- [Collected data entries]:

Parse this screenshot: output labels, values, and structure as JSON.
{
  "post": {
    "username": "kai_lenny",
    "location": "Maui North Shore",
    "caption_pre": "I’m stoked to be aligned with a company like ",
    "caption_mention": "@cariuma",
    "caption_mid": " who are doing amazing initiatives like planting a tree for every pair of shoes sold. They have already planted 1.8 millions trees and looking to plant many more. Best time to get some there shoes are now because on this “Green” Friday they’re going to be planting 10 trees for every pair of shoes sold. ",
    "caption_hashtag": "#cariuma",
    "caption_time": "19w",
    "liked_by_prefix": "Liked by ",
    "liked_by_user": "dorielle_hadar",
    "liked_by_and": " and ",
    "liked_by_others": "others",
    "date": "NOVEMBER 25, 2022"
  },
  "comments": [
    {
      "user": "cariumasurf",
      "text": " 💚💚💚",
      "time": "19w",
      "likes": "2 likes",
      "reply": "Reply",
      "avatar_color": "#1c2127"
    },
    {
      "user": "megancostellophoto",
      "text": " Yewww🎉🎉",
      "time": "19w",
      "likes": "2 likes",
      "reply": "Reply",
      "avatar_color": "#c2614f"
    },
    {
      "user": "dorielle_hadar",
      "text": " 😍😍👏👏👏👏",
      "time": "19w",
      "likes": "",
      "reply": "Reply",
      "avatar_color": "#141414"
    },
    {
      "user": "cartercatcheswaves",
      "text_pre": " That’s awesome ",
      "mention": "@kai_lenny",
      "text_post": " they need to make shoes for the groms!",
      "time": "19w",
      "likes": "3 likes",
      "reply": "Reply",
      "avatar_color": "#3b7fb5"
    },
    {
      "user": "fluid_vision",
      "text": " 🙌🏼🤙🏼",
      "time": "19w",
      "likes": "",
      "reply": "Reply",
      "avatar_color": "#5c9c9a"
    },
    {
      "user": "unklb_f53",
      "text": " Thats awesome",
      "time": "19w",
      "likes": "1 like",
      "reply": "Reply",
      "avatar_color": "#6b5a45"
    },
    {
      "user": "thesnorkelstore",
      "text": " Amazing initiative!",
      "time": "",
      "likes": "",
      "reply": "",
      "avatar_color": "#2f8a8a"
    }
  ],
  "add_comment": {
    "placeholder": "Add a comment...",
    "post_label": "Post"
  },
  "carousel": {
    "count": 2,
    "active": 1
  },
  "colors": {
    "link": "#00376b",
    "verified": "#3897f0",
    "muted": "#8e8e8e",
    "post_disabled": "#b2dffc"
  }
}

- [Challenge]: Reproduce every line of the data verbatim.

- [Result]:
Parse this screenshot: output labels, values, and structure as JSON.
{
  "post": {
    "username": "kai_lenny",
    "location": "Maui North Shore",
    "caption_pre": "I’m stoked to be aligned with a company like ",
    "caption_mention": "@cariuma",
    "caption_mid": " who are doing amazing initiatives like planting a tree for every pair of shoes sold. They have already planted 1.8 millions trees and looking to plant many more. Best time to get some there shoes are now because on this “Green” Friday they’re going to be planting 10 trees for every pair of shoes sold. ",
    "caption_hashtag": "#cariuma",
    "caption_time": "19w",
    "liked_by_prefix": "Liked by ",
    "liked_by_user": "dorielle_hadar",
    "liked_by_and": " and ",
    "liked_by_others": "others",
    "date": "NOVEMBER 25, 2022"
  },
  "comments": [
    {
      "user": "cariumasurf",
      "text": " 💚💚💚",
      "time": "19w",
      "likes": "2 likes",
      "reply": "Reply",
      "avatar_color": "#1c2127"
    },
    {
      "user": "megancostellophoto",
      "text": " Yewww🎉🎉",
      "time": "19w",
      "likes": "2 likes",
      "reply": "Reply",
      "avatar_color": "#c2614f"
    },
    {
      "user": "dorielle_hadar",
      "text": " 😍😍👏👏👏👏",
      "time": "19w",
      "likes": "",
      "reply": "Reply",
      "avatar_color": "#141414"
    },
    {
      "user": "cartercatcheswaves",
      "text_pre": " That’s awesome ",
      "mention": "@kai_lenny",
      "text_post": " they need to make shoes for the groms!",
      "time": "19w",
      "likes": "3 likes",
      "reply": "Reply",
      "avatar_color": "#3b7fb5"
    },
    {
      "user": "fluid_vision",
      "text": " 🙌🏼🤙🏼",
      "time": "19w",
      "likes": "",
      "reply": "Reply",
      "avatar_color": "#5c9c9a"
    },
    {
      "user": "unklb_f53",
      "text": " Thats awesome",
      "time": "19w",
      "likes": "1 like",
      "reply": "Reply",
      "avatar_color": "#6b5a45"
    },
    {
      "user": "thesnorkelstore",
      "text": " Amazing initiative!",
      "time": "",
      "likes": "",
      "reply": "",
      "avatar_color": "#2f8a8a"
    }
  ],
  "add_comment": {
    "placeholder": "Add a comment...",
    "post_label": "Post"
  },
  "carousel": {
    "count": 2,
    "active": 1
  },
  "colors": {
    "link": "#00376b",
    "verified": "#3897f0",
    "muted": "#8e8e8e",
    "post_disabled": "#b2dffc"
  }
}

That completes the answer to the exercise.